(Dataset excerpt)

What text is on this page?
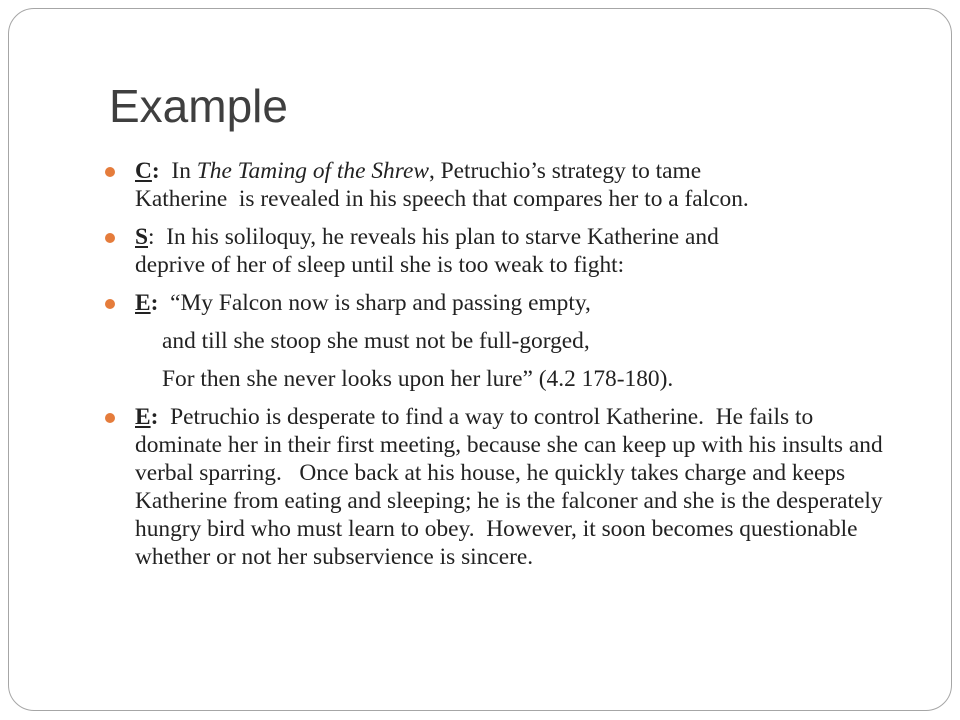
Example
C:  In The Taming of the Shrew, Petruchio’s strategy to tame
Katherine  is revealed in his speech that compares her to a falcon.
S:  In his soliloquy, he reveals his plan to starve Katherine and
deprive of her of sleep until she is too weak to fight:
E:  “My Falcon now is sharp and passing empty,
and till she stoop she must not be full-gorged,
For then she never looks upon her lure” (4.2 178-180).
E:  Petruchio is desperate to find a way to control Katherine.  He fails to dominate her in their first meeting, because she can keep up with his insults and verbal sparring.   Once back at his house, he quickly takes charge and keeps Katherine from eating and sleeping; he is the falconer and she is the desperately hungry bird who must learn to obey.  However, it soon becomes questionable whether or not her subservience is sincere.
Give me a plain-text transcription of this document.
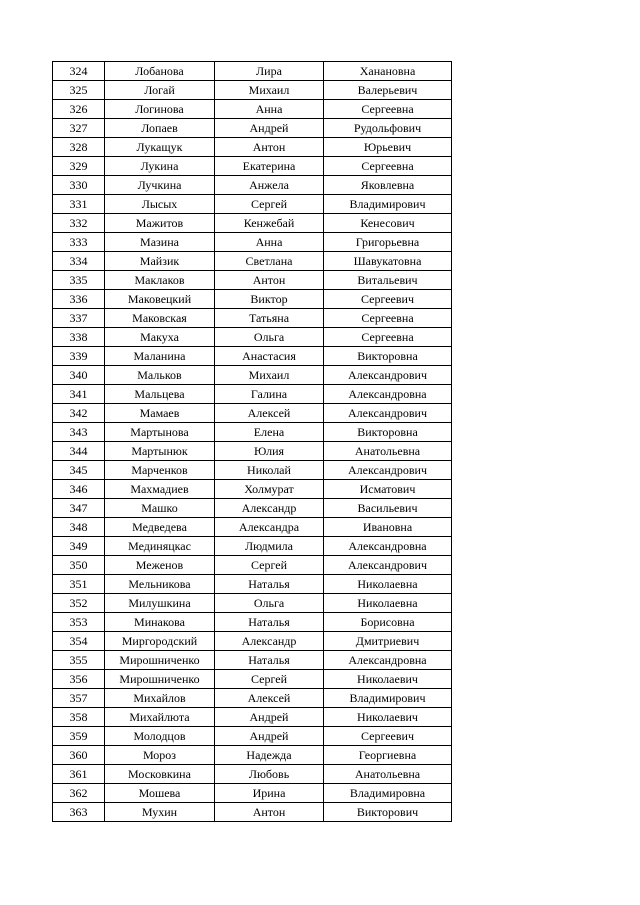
324	Лобанова	Лира	Ханановна
325	Логай	Михаил	Валерьевич
326	Логинова	Анна	Сергеевна
327	Лопаев	Андрей	Рудольфович
328	Лукащук	Антон	Юрьевич
329	Лукина	Екатерина	Сергеевна
330	Лучкина	Анжела	Яковлевна
331	Лысых	Сергей	Владимирович
332	Мажитов	Кенжебай	Кенесович
333	Мазина	Анна	Григорьевна
334	Майзик	Светлана	Шавукатовна
335	Маклаков	Антон	Витальевич
336	Маковецкий	Виктор	Сергеевич
337	Маковская	Татьяна	Сергеевна
338	Макуха	Ольга	Сергеевна
339	Маланина	Анастасия	Викторовна
340	Мальков	Михаил	Александрович
341	Мальцева	Галина	Александровна
342	Мамаев	Алексей	Александрович
343	Мартынова	Елена	Викторовна
344	Мартынюк	Юлия	Анатольевна
345	Марченков	Николай	Александрович
346	Махмадиев	Холмурат	Исматович
347	Машко	Александр	Васильевич
348	Медведева	Александра	Ивановна
349	Мединяцкас	Людмила	Александровна
350	Меженов	Сергей	Александрович
351	Мельникова	Наталья	Николаевна
352	Милушкина	Ольга	Николаевна
353	Минакова	Наталья	Борисовна
354	Миргородский	Александр	Дмитриевич
355	Мирошниченко	Наталья	Александровна
356	Мирошниченко	Сергей	Николаевич
357	Михайлов	Алексей	Владимирович
358	Михайлюта	Андрей	Николаевич
359	Молодцов	Андрей	Сергеевич
360	Мороз	Надежда	Георгиевна
361	Московкина	Любовь	Анатольевна
362	Мошева	Ирина	Владимировна
363	Мухин	Антон	Викторович
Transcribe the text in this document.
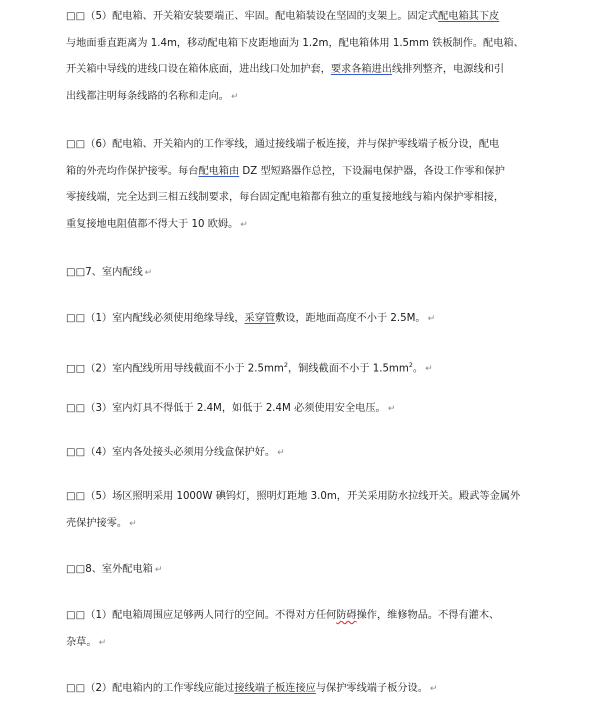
□□（5）配电箱、开关箱安装要端正、牢固。配电箱装设在坚固的支架上。固定式配电箱其下皮
与地面垂直距离为 1.4m，移动配电箱下皮距地面为 1.2m，配电箱体用 1.5mm 铁板制作。配电箱、
开关箱中导线的进线口设在箱体底面，进出线口处加护套，要求各箱进出线排列整齐，电源线和引
出线都注明每条线路的名称和走向。 ↵

□□（6）配电箱、开关箱内的工作零线，通过接线端子板连接，并与保护零线端子板分设，配电
箱的外壳均作保护接零。每台配电箱由 DZ 型短路器作总控，下设漏电保护器，各设工作零和保护
零接线端，完全达到三相五线制要求，每台固定配电箱都有独立的重复接地线与箱内保护零相接，
重复接地电阻值都不得大于 10 欧姆。 ↵

□□7、室内配线 ↵

□□（1）室内配线必须使用绝缘导线，采穿管敷设，距地面高度不小于 2.5M。 ↵

□□（2）室内配线所用导线截面不小于 $2.5mm^2$，铜线截面不小于 $1.5mm^2$。 ↵

□□（3）室内灯具不得低于 2.4M，如低于 2.4M 必须使用安全电压。 ↵

□□（4）室内各处接头必须用分线盒保护好。 ↵

□□（5）场区照明采用 1000W 碘钨灯，照明灯距地 3.0m，开关采用防水拉线开关。殿武等金属外
壳保护接零。 ↵

□□8、室外配电箱 ↵

□□（1）配电箱周围应足够两人同行的空间。不得对方任何防碍操作，维修物品。不得有灌木、
杂草。 ↵

□□（2）配电箱内的工作零线应能过接线端子板连接应与保护零线端子板分设。 ↵
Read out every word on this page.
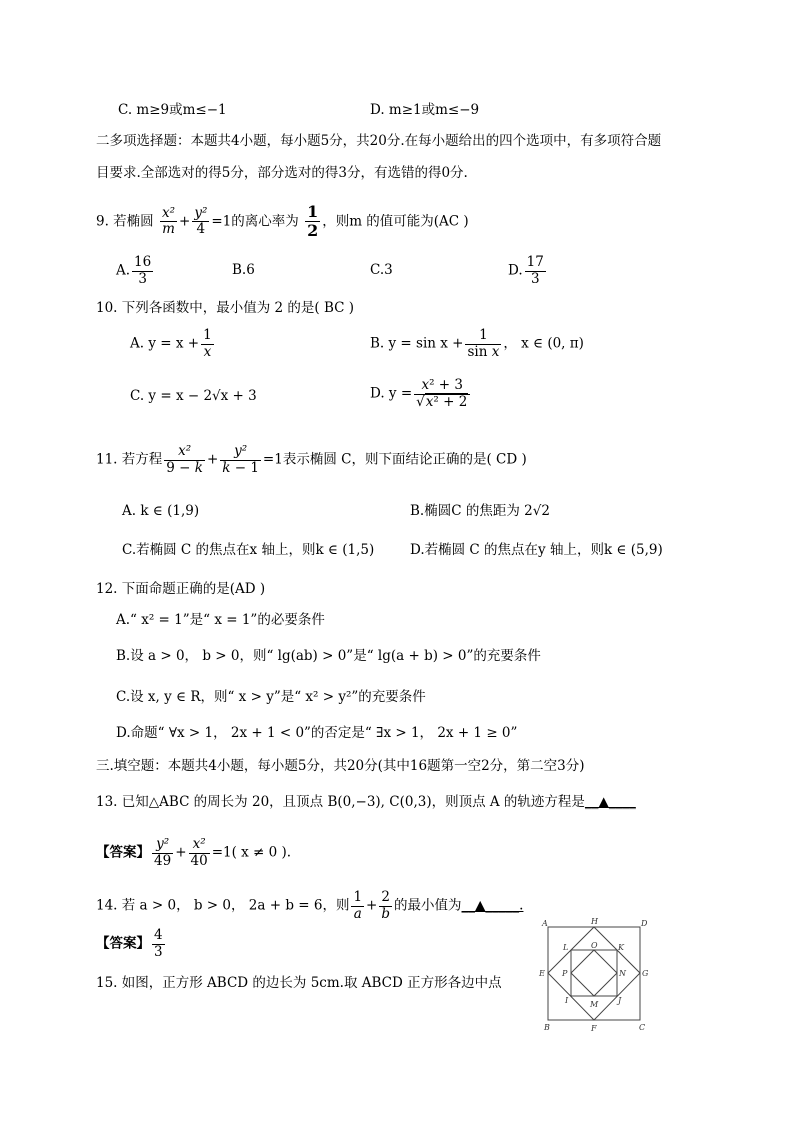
C. m≥9或m≤−1	D. m≥1或m≤−9
二多项选择题：本题共4小题，每小题5分，共20分.在每小题给出的四个选项中，有多项符合题
目要求.全部选对的得5分，部分选对的得3分，有选错的得0分.
9. 若椭圆 $\frac{\text{x²}}{m} + \frac{\text{y²}}{4} =1$的离心率为 $\frac{1}{2}$ ，则m 的值可能为(AC )
A. $\frac{16}{3}$	B.6	C.3	D. $\frac{17}{3}$
10. 下列各函数中，最小值为 2 的是( BC )
A. $y = x + \frac{1}{x}$	B. $y = \sin x + \frac{1}{\text{sin x}}$ ， x ∈ (0, π)
C. y = x − 2√x + 3	D. $y = \frac{\text{x² + 3}}{\text{√x² + 2}}$
11. 若方程 $\frac{\text{x²}}{9 - k} + \frac{\text{y²}}{k - 1} =1$表示椭圆 C，则下面结论正确的是( CD )
A. k ∈ (1,9)	B.椭圆C 的焦距为 2√2
C.若椭圆 C 的焦点在x 轴上，则k ∈ (1,5)	D.若椭圆 C 的焦点在y 轴上，则k ∈ (5,9)
12. 下面命题正确的是(AD )
A.“ x² = 1”是“ x = 1”的必要条件
B.设 a > 0， b > 0，则“ lg(ab) > 0”是“ lg(a + b) > 0”的充要条件
C.设 x, y ∈ R，则“ x > y”是“ x² > y²”的充要条件
D.命题“ ∀x > 1， 2x + 1 < 0”的否定是“ ∃x > 1， 2x + 1 ≥ 0”
三.填空题：本题共4小题，每小题5分，共20分(其中16题第一空2分，第二空3分)
13. 已知△ABC 的周长为 20，且顶点 B(0,−3), C(0,3)，则顶点 A 的轨迹方程是__▲____
【答案】 $\frac{\text{y²}}{49} + \frac{\text{x²}}{40} =1$( x ≠ 0 ).
14. 若 a > 0， b > 0， 2a + b = 6，则 $\frac{1}{a} + \frac{2}{b}$ 的最小值为__▲_____.
【答案】 $\frac{4}{3}$
15. 如图，正方形 ABCD 的边长为 5cm.取 ABCD 正方形各边中点
A	H	D
L	O	K
E P	N G
I	M J
B	F	C
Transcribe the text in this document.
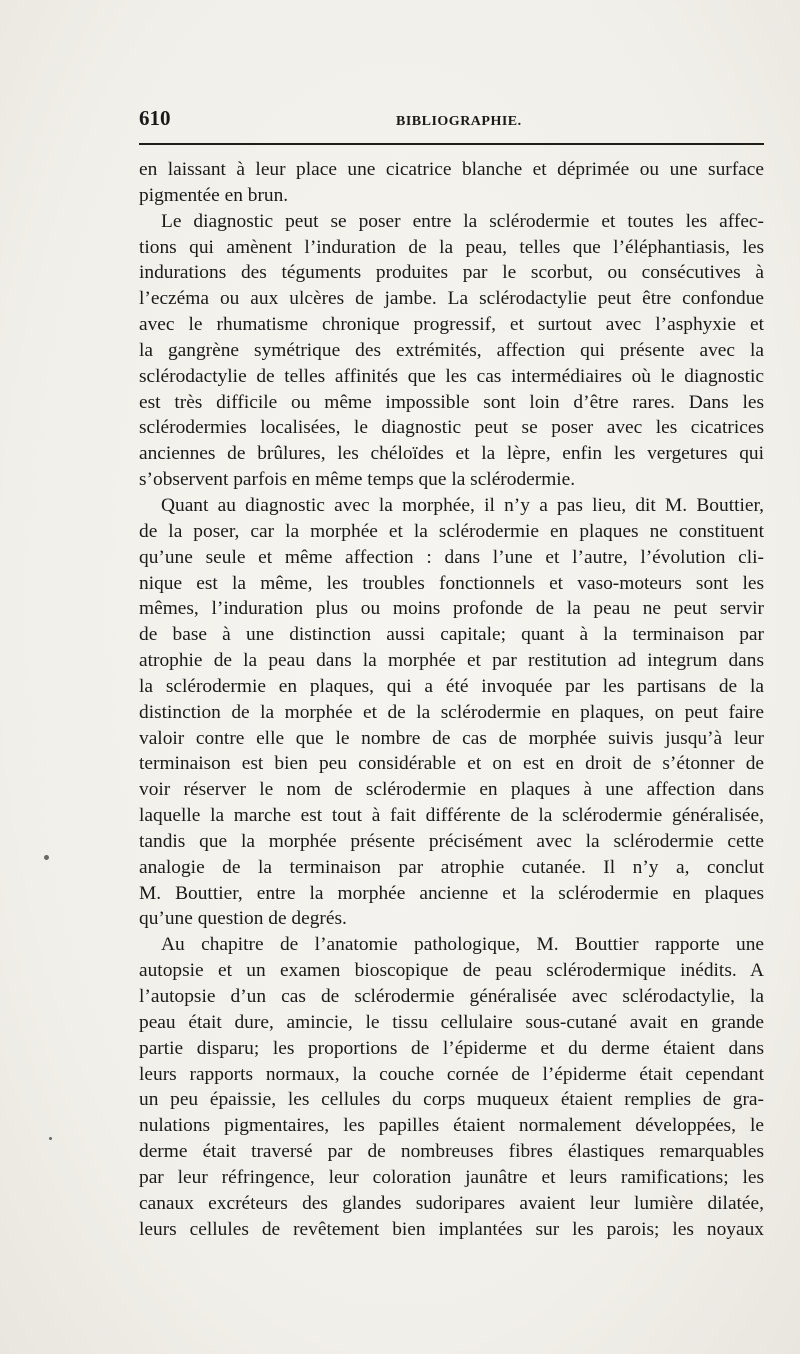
610	BIBLIOGRAPHIE.
en laissant à leur place une cicatrice blanche et déprimée ou une surface
pigmentée en brun.
Le diagnostic peut se poser entre la sclérodermie et toutes les affec-
tions qui amènent l’induration de la peau, telles que l’éléphantiasis, les
indurations des téguments produites par le scorbut, ou consécutives à
l’eczéma ou aux ulcères de jambe. La sclérodactylie peut être confondue
avec le rhumatisme chronique progressif, et surtout avec l’asphyxie et
la gangrène symétrique des extrémités, affection qui présente avec la
sclérodactylie de telles affinités que les cas intermédiaires où le diagnostic
est très difficile ou même impossible sont loin d’être rares. Dans les
sclérodermies localisées, le diagnostic peut se poser avec les cicatrices
anciennes de brûlures, les chéloïdes et la lèpre, enfin les vergetures qui
s’observent parfois en même temps que la sclérodermie.
Quant au diagnostic avec la morphée, il n’y a pas lieu, dit M. Bouttier,
de la poser, car la morphée et la sclérodermie en plaques ne constituent
qu’une seule et même affection : dans l’une et l’autre, l’évolution cli-
nique est la même, les troubles fonctionnels et vaso-moteurs sont les
mêmes, l’induration plus ou moins profonde de la peau ne peut servir
de base à une distinction aussi capitale; quant à la terminaison par
atrophie de la peau dans la morphée et par restitution ad integrum dans
la sclérodermie en plaques, qui a été invoquée par les partisans de la
distinction de la morphée et de la sclérodermie en plaques, on peut faire
valoir contre elle que le nombre de cas de morphée suivis jusqu’à leur
terminaison est bien peu considérable et on est en droit de s’étonner de
voir réserver le nom de sclérodermie en plaques à une affection dans
laquelle la marche est tout à fait différente de la sclérodermie généralisée,
tandis que la morphée présente précisément avec la sclérodermie cette
analogie de la terminaison par atrophie cutanée. Il n’y a, conclut
M. Bouttier, entre la morphée ancienne et la sclérodermie en plaques
qu’une question de degrés.
Au chapitre de l’anatomie pathologique, M. Bouttier rapporte une
autopsie et un examen bioscopique de peau sclérodermique inédits. A
l’autopsie d’un cas de sclérodermie généralisée avec sclérodactylie, la
peau était dure, amincie, le tissu cellulaire sous-cutané avait en grande
partie disparu; les proportions de l’épiderme et du derme étaient dans
leurs rapports normaux, la couche cornée de l’épiderme était cependant
un peu épaissie, les cellules du corps muqueux étaient remplies de gra-
nulations pigmentaires, les papilles étaient normalement développées, le
derme était traversé par de nombreuses fibres élastiques remarquables
par leur réfringence, leur coloration jaunâtre et leurs ramifications; les
canaux excréteurs des glandes sudoripares avaient leur lumière dilatée,
leurs cellules de revêtement bien implantées sur les parois; les noyaux
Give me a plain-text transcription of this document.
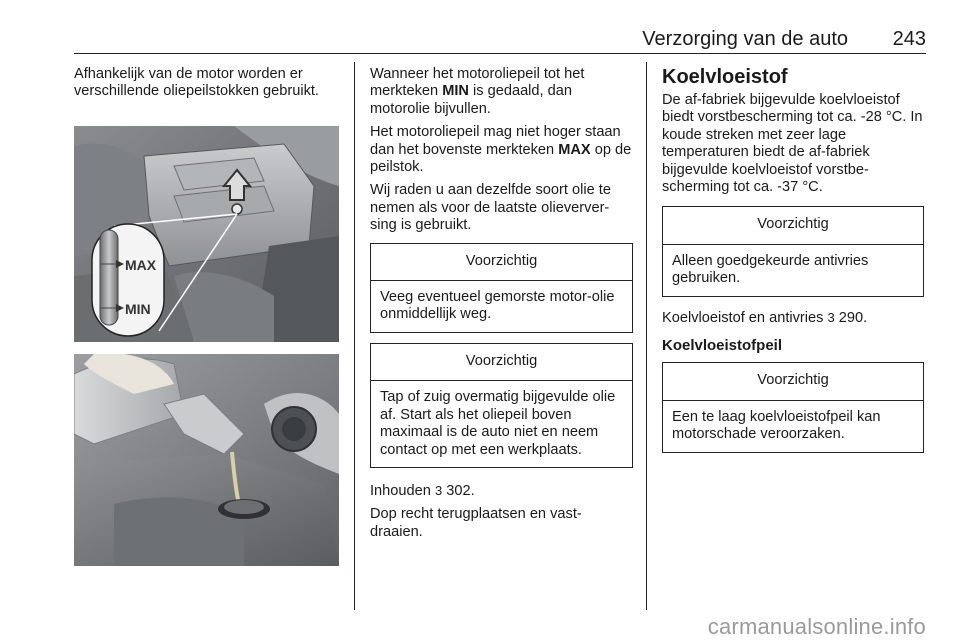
Verzorging van de auto 243

Afhankelijk van de motor worden er verschillende oliepeilstokken gebruikt.

MAX
MIN

Wanneer het motoroliepeil tot het merkteken MIN is gedaald, dan motorolie bijvullen.

Het motoroliepeil mag niet hoger staan dan het bovenste merkteken MAX op de peilstok.

Wij raden u aan dezelfde soort olie te nemen als voor de laatste olieverver-sing is gebruikt.

Voorzichtig
Veeg eventueel gemorste motor-olie onmiddellijk weg.
Voorzichtig
Tap of zuig overmatig bijgevulde olie af. Start als het oliepeil boven maximaal is de auto niet en neem contact op met een werkplaats.

Inhouden 3 302.

Dop recht terugplaatsen en vast-draaien.

Koelvloeistof

De af-fabriek bijgevulde koelvloeistof biedt vorstbescherming tot ca. -28 °C. In koude streken met zeer lage temperaturen biedt de af-fabriek bijgevulde koelvloeistof vorstbe-scherming tot ca. -37 °C.

Voorzichtig
Alleen goedgekeurde antivries gebruiken.

Koelvloeistof en antivries 3 290.

Koelvloeistofpeil
Voorzichtig
Een te laag koelvloeistofpeil kan motorschade veroorzaken.
carmanualsonline.info
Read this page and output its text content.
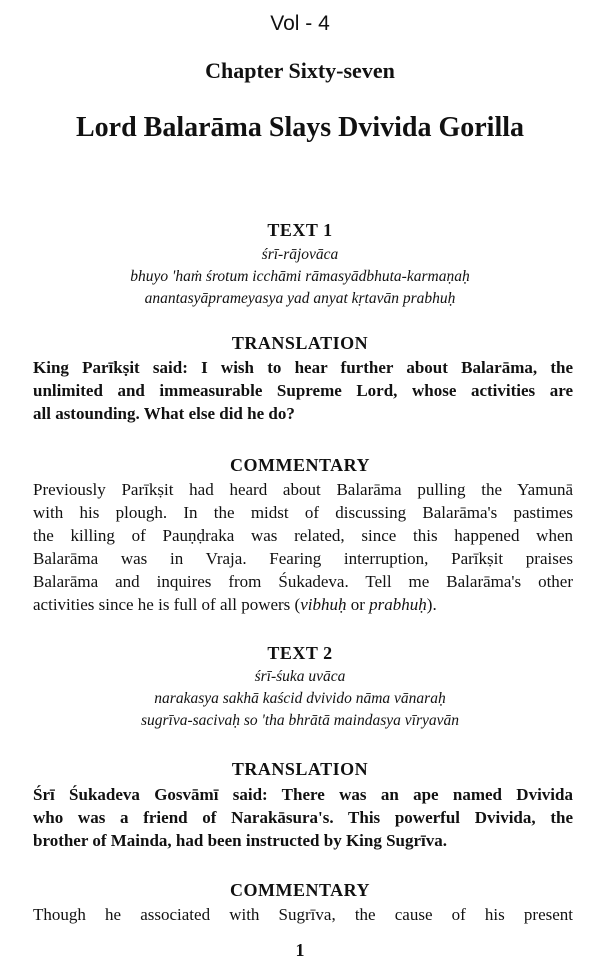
Vol - 4
Chapter Sixty-seven
Lord Balarāma Slays Dvivida Gorilla
TEXT 1
śrī-rājovāca
bhuyo 'haṁ śrotum icchāmi rāmasyādbhuta-karmaṇaḥ
anantasyāprameyasya yad anyat kṛtavān prabhuḥ
TRANSLATION
King Parīkṣit said: I wish to hear further about Balarāma, the
unlimited and immeasurable Supreme Lord, whose activities are
all astounding. What else did he do?
COMMENTARY
Previously Parīkṣit had heard about Balarāma pulling the Yamunā
with his plough. In the midst of discussing Balarāma's pastimes
the killing of Pauṇḍraka was related, since this happened when
Balarāma was in Vraja. Fearing interruption, Parīkṣit praises
Balarāma and inquires from Śukadeva. Tell me Balarāma's other
activities since he is full of all powers (vibhuḥ or prabhuḥ).
TEXT 2
śrī-śuka uvāca
narakasya sakhā kaścid dvivido nāma vānaraḥ
sugrīva-sacivaḥ so 'tha bhrātā maindasya vīryavān
TRANSLATION
Śrī Śukadeva Gosvāmī said: There was an ape named Dvivida
who was a friend of Narakāsura's. This powerful Dvivida, the
brother of Mainda, had been instructed by King Sugrīva.
COMMENTARY
Though he associated with Sugrīva, the cause of his present
1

§ **Given task**:
For each line in the data above that contains the string "merkteken", extract the line.

§ **Solution to this task**:
Wanneer het motoroliepeil tot het merkteken MIN is gedaald, dan motorolie bijvullen.
Het motoroliepeil mag niet hoger staan dan het bovenste merkteken MAX op de peilstok.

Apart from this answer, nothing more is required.